→ WHAT IS NEEDED
Pick out every line with the word "ovaire" and copy it.

→ EXTRACTED RECORDS
################
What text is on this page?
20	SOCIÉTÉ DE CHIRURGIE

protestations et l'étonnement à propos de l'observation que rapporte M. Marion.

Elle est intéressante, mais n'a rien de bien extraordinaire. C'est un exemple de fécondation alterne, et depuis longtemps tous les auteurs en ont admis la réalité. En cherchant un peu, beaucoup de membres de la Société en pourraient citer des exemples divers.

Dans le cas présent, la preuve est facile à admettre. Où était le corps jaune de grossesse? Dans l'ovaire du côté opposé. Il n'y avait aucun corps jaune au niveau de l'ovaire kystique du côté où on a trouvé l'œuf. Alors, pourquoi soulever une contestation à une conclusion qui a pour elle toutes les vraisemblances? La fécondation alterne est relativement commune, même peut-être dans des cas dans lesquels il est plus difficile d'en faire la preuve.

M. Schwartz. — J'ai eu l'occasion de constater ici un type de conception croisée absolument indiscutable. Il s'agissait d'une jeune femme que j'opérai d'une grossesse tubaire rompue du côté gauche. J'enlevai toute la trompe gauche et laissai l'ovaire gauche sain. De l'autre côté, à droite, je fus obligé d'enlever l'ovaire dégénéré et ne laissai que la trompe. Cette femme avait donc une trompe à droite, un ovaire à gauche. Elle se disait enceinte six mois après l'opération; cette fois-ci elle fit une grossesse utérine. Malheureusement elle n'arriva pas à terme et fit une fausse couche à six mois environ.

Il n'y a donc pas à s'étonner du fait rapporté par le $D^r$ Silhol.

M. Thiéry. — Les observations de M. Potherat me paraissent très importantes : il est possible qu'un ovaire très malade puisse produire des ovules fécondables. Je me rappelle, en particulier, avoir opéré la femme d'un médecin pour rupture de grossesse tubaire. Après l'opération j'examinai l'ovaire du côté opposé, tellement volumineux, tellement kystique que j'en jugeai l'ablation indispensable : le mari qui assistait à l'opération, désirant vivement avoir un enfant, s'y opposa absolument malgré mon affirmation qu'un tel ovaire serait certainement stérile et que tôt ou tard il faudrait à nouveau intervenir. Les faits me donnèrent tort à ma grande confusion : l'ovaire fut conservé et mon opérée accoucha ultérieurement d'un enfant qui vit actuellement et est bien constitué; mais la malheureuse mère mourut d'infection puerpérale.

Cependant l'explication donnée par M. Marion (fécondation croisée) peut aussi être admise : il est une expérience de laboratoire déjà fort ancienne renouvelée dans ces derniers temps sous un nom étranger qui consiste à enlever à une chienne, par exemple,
################
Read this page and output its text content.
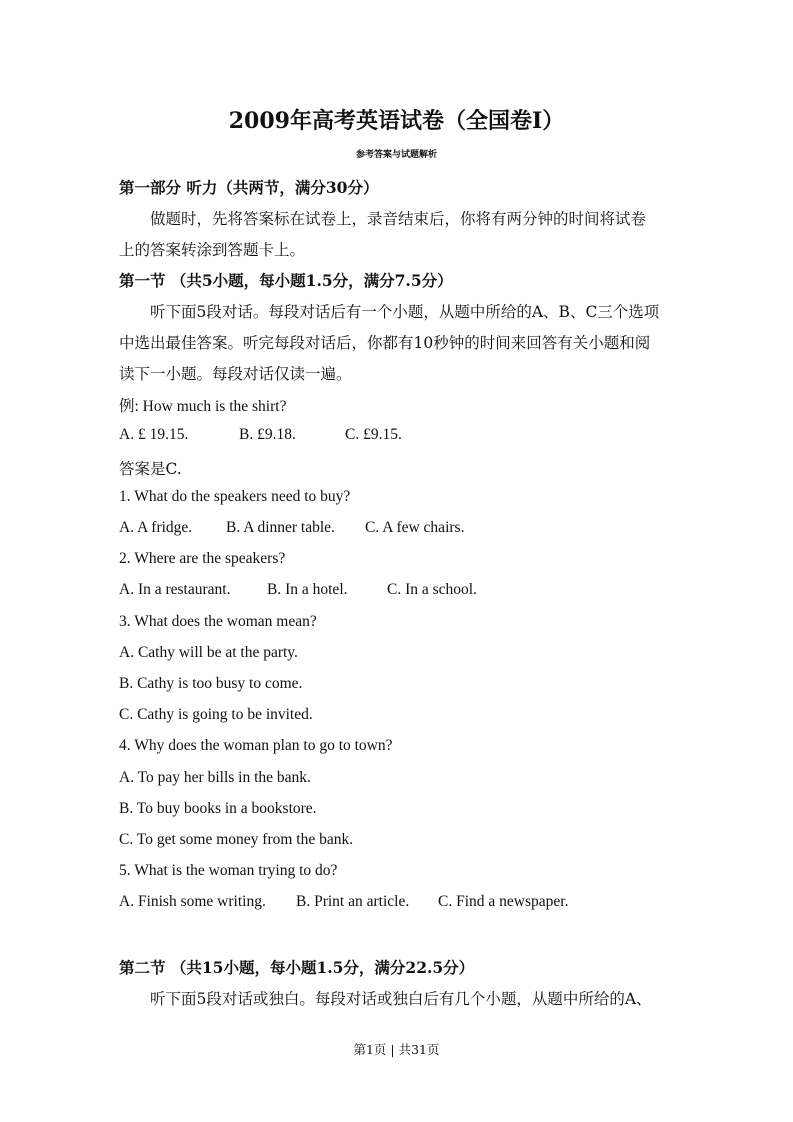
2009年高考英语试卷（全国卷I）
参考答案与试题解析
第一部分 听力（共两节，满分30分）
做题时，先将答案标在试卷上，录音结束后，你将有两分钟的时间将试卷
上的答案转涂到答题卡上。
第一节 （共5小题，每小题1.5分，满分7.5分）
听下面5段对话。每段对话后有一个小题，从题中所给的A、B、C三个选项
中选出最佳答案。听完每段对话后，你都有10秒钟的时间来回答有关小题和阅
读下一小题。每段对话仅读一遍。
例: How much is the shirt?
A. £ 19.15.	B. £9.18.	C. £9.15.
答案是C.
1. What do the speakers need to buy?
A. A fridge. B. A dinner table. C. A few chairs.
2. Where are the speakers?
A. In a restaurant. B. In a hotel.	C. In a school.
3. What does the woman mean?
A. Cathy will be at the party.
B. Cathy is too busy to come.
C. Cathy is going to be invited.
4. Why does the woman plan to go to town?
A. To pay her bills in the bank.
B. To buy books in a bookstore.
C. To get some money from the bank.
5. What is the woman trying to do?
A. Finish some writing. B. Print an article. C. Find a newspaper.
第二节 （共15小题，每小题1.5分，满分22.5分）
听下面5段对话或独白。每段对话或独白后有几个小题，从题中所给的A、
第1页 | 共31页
################
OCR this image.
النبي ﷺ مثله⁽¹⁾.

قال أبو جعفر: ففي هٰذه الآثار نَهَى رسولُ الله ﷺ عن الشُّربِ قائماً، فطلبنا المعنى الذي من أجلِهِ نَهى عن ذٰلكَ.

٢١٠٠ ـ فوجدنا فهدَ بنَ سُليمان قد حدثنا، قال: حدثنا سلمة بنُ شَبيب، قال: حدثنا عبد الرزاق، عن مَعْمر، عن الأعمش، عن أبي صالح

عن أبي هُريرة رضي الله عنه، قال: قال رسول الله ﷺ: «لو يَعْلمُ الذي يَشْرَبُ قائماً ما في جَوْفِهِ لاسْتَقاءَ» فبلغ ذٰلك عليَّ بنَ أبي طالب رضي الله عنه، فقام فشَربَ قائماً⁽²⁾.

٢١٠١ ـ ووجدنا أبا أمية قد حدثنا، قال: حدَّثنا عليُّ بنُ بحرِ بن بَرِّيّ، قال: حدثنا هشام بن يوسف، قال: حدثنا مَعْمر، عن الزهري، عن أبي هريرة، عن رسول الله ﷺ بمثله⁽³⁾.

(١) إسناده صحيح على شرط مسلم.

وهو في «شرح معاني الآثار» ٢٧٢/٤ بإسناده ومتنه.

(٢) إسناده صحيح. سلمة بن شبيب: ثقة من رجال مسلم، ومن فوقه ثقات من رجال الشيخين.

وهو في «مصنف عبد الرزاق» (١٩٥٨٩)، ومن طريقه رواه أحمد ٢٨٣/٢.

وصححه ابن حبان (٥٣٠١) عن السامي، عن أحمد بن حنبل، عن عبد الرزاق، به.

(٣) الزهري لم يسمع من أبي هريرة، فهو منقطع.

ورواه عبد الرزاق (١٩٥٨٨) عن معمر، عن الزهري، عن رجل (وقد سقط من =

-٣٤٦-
################
→ RESPONSE FOR THIS EXERCISE
Dans le cas présent, la preuve est facile à admettre. Où était le corps jaune de grossesse? Dans l'ovaire du côté opposé. Il n'y avait aucun corps jaune au niveau de l'ovaire kystique du côté où on a trouvé l'œuf. Alors, pourquoi soulever une contestation à une conclusion qui a pour elle toutes les vraisemblances? La fécondation alterne est relativement commune, même peut-être dans des cas dans lesquels il est plus difficile d'en faire la preuve.
M. Schwartz. — J'ai eu l'occasion de constater ici un type de conception croisée absolument indiscutable. Il s'agissait d'une jeune femme que j'opérai d'une grossesse tubaire rompue du côté gauche. J'enlevai toute la trompe gauche et laissai l'ovaire gauche sain. De l'autre côté, à droite, je fus obligé d'enlever l'ovaire dégénéré et ne laissai que la trompe. Cette femme avait donc une trompe à droite, un ovaire à gauche. Elle se disait enceinte six mois après l'opération; cette fois-ci elle fit une grossesse utérine. Malheureusement elle n'arriva pas à terme et fit une fausse couche à six mois environ.
M. Thiéry. — Les observations de M. Potherat me paraissent très importantes : il est possible qu'un ovaire très malade puisse produire des ovules fécondables. Je me rappelle, en particulier, avoir opéré la femme d'un médecin pour rupture de grossesse tubaire. Après l'opération j'examinai l'ovaire du côté opposé, tellement volumineux, tellement kystique que j'en jugeai l'ablation indispensable : le mari qui assistait à l'opération, désirant vivement avoir un enfant, s'y opposa absolument malgré mon affirmation qu'un tel ovaire serait certainement stérile et que tôt ou tard il faudrait à nouveau intervenir. Les faits me donnèrent tort à ma grande confusion : l'ovaire fut conservé et mon opérée accoucha ultérieurement d'un enfant qui vit actuellement et est bien constitué; mais la malheureuse mère mourut d'infection puerpérale.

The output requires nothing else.